AIM: Using the listing below, please gather every line containing the word "ŁÓDZKI".

STORED DATA:
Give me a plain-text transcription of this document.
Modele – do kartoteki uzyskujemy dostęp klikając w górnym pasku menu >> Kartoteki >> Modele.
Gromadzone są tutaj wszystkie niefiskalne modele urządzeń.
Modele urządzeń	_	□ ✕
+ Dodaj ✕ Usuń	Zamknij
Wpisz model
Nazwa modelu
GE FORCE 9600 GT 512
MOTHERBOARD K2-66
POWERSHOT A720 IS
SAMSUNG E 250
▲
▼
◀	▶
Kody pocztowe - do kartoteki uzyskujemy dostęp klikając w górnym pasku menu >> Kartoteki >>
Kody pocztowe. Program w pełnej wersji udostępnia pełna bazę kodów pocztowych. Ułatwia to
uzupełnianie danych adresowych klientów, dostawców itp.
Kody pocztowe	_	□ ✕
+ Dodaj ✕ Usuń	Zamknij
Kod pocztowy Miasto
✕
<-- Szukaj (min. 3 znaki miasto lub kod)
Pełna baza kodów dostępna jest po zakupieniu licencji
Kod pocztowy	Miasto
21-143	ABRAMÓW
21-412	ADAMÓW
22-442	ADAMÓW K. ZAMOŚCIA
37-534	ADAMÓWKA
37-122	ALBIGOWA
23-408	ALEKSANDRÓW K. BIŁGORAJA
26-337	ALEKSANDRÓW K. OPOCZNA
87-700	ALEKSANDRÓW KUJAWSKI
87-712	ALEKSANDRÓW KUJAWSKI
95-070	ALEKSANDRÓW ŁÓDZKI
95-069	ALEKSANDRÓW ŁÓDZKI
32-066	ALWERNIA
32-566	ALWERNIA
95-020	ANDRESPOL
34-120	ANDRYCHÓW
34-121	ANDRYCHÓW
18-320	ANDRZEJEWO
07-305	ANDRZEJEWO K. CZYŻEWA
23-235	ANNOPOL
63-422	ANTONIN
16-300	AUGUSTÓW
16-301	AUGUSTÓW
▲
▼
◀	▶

CORRECT OUTPUT:
95-070	ALEKSANDRÓW ŁÓDZKI
95-069	ALEKSANDRÓW ŁÓDZKI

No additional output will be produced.